____ Data supplied

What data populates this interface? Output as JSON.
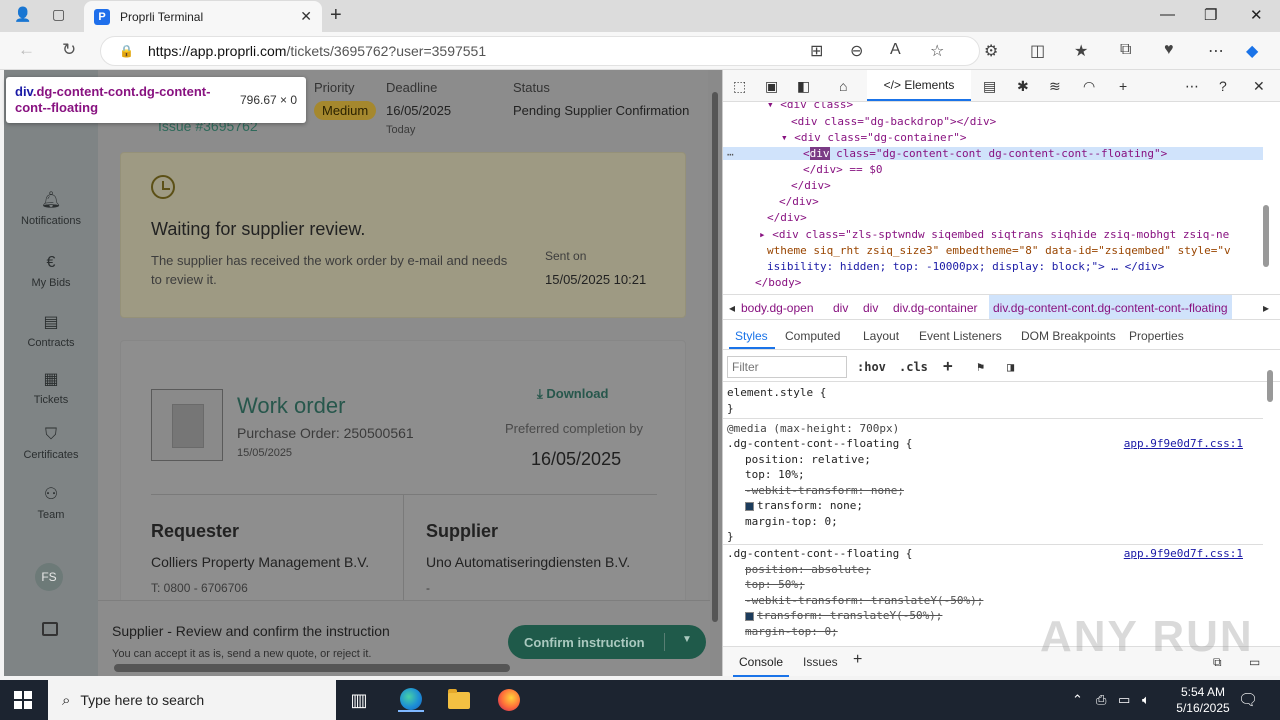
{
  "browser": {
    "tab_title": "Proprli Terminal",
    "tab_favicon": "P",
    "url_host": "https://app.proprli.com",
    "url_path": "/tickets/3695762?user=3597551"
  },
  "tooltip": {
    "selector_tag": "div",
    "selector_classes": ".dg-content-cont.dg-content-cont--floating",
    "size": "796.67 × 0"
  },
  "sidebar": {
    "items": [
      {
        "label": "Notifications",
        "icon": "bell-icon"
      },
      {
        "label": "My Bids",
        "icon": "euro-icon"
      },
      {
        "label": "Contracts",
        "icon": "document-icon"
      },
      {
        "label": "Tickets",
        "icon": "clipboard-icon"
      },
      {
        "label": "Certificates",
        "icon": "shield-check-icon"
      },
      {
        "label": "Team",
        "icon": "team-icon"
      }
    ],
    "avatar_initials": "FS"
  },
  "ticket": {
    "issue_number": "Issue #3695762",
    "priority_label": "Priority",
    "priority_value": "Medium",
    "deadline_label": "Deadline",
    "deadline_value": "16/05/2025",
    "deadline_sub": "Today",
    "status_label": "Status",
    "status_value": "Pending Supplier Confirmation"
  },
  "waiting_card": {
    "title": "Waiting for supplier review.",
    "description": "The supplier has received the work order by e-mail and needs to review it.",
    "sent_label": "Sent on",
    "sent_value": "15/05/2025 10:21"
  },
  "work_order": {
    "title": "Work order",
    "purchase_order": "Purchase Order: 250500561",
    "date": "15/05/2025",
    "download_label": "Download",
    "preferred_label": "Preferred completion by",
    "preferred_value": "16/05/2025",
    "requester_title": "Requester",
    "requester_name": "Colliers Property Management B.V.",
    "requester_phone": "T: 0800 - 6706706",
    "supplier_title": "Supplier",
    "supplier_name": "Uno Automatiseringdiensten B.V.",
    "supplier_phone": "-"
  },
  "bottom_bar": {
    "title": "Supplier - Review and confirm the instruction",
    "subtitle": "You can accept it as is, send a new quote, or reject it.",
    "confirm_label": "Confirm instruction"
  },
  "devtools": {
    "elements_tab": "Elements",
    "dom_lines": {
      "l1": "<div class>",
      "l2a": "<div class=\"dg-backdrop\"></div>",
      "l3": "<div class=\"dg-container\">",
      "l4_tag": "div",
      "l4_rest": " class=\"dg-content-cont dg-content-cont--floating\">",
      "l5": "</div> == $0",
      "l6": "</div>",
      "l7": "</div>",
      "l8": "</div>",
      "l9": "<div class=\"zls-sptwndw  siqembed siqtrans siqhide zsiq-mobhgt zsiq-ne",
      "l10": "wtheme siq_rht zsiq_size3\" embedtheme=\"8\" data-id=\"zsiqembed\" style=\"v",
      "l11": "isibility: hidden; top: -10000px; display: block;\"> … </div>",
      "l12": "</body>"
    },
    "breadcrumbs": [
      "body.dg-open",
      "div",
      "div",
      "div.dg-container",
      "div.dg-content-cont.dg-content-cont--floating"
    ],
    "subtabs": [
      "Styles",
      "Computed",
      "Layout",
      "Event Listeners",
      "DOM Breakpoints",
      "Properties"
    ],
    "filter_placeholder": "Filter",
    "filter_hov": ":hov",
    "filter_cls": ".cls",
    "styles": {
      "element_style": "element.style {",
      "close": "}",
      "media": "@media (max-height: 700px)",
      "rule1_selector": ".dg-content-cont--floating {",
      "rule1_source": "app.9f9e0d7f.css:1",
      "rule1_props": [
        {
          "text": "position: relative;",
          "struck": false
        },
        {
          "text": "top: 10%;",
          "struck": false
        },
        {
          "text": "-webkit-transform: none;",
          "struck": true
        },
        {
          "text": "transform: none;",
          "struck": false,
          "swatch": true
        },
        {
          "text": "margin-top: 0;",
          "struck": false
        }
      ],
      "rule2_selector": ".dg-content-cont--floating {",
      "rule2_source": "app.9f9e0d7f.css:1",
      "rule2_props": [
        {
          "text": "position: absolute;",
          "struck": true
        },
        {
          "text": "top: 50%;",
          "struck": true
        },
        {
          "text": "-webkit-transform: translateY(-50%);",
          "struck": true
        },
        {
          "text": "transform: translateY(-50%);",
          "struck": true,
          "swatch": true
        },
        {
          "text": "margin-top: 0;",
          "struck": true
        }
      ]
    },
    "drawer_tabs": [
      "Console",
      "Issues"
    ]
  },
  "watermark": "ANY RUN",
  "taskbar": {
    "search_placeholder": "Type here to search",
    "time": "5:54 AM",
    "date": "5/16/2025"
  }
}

________
____ Data supplied

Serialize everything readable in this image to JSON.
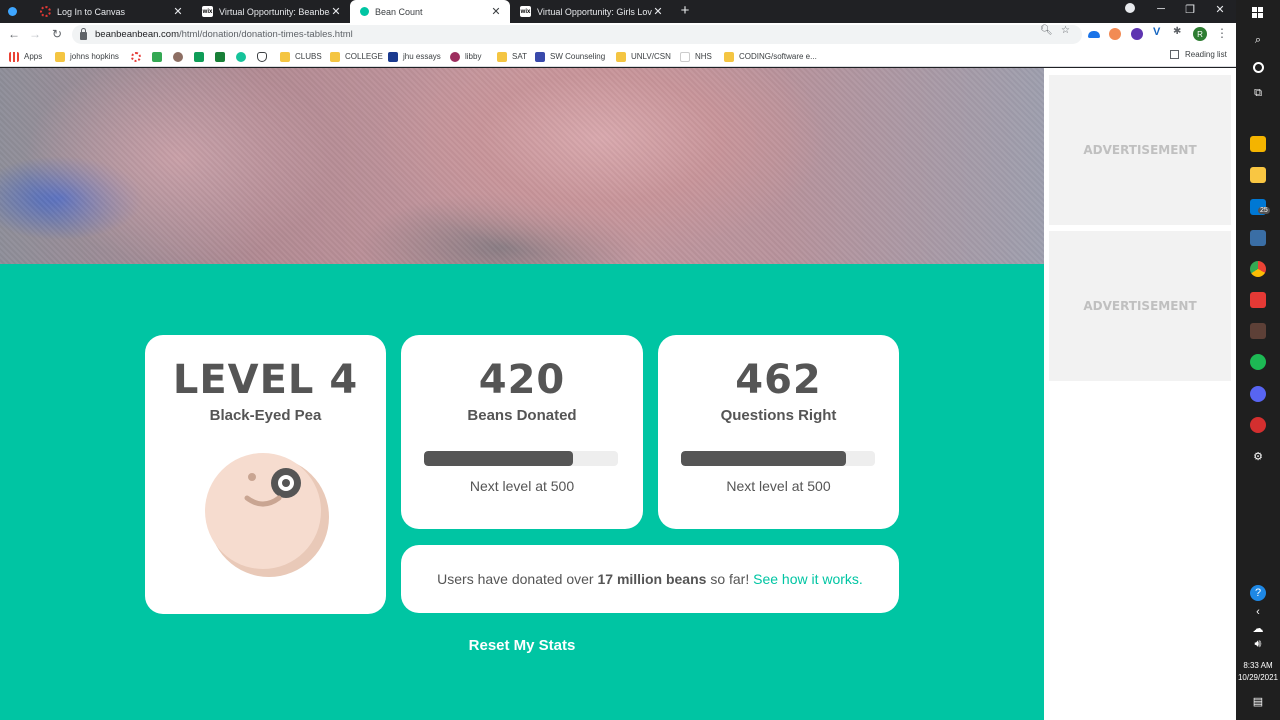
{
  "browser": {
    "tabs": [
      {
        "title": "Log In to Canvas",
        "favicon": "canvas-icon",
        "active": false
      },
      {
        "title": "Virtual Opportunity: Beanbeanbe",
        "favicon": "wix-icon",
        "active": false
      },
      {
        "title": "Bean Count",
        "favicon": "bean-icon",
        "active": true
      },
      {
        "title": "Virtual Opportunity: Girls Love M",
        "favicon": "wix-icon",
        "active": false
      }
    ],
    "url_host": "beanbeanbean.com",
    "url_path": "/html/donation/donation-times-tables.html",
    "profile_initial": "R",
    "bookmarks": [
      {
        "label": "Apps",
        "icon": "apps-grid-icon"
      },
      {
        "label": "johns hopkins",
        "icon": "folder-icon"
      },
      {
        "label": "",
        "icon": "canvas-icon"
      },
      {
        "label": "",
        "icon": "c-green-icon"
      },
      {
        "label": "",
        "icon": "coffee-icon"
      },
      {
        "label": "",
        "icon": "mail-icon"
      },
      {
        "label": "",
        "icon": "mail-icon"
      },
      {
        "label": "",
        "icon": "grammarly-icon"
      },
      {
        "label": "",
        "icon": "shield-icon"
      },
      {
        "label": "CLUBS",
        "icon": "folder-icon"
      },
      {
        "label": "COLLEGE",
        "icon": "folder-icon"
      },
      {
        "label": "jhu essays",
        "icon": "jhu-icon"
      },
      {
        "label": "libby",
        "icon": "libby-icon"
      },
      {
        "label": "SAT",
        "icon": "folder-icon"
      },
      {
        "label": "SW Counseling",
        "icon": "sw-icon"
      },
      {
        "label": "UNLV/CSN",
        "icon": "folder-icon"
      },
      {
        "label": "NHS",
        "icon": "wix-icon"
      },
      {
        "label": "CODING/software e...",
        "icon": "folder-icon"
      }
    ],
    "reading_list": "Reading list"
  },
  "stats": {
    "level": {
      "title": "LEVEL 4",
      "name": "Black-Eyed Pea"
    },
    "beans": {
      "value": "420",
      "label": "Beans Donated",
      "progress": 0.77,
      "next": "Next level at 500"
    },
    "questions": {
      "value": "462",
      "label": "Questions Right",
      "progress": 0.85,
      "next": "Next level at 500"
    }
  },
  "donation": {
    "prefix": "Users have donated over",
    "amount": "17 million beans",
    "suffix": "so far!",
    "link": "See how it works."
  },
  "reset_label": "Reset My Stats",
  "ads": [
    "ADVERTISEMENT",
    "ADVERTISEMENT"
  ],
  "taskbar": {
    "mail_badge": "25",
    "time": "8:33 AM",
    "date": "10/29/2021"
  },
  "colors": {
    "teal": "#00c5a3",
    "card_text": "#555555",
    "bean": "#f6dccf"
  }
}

________
____ Data supplied

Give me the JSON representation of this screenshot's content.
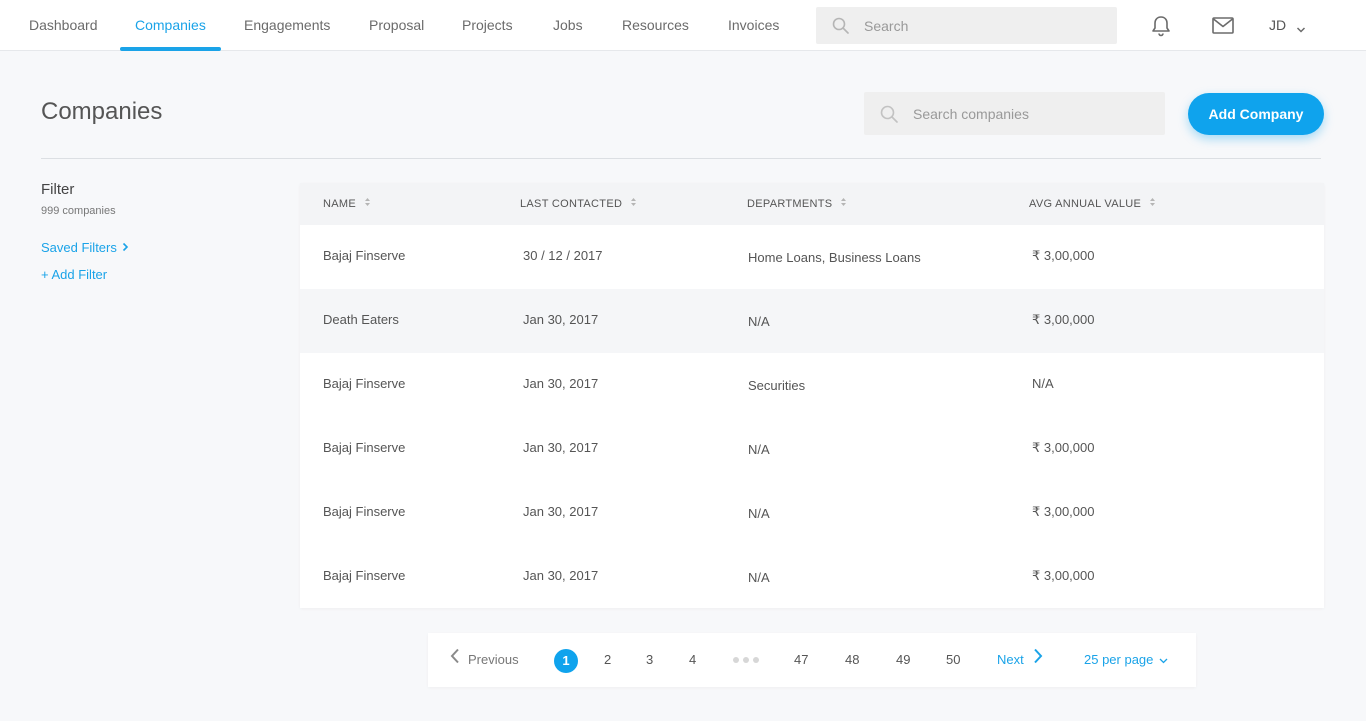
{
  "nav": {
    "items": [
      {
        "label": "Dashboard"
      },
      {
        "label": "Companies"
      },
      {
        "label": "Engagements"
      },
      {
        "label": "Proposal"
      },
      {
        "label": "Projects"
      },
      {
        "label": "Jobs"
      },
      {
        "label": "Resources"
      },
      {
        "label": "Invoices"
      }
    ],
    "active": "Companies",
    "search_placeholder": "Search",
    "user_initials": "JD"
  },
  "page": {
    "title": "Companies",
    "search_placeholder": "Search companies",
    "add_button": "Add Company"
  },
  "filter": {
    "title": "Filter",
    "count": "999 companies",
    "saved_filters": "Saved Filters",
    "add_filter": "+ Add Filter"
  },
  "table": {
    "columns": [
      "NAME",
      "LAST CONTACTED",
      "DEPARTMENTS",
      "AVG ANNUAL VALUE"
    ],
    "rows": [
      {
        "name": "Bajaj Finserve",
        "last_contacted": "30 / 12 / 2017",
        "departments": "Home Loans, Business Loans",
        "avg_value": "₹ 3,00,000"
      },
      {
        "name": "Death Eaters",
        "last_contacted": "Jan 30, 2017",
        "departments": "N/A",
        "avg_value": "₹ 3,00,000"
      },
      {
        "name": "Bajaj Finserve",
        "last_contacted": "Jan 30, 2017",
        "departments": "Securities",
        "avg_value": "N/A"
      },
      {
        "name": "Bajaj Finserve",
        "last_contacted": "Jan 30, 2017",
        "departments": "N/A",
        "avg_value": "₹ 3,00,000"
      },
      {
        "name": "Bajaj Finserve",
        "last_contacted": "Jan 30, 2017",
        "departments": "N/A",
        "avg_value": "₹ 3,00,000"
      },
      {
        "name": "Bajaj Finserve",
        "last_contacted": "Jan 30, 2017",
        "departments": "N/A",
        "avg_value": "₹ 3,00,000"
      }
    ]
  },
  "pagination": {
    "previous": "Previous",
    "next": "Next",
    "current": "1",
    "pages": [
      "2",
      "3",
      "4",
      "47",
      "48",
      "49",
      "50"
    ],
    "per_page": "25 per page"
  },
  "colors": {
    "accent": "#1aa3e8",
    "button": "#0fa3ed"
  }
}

________

_Aim of the exercise:_ Using the records above, copy every line that has the word "Opportunity" in it.

_Response:_
        "title": "Virtual Opportunity: Beanbeanbe",
        "title": "Virtual Opportunity: Girls Love M",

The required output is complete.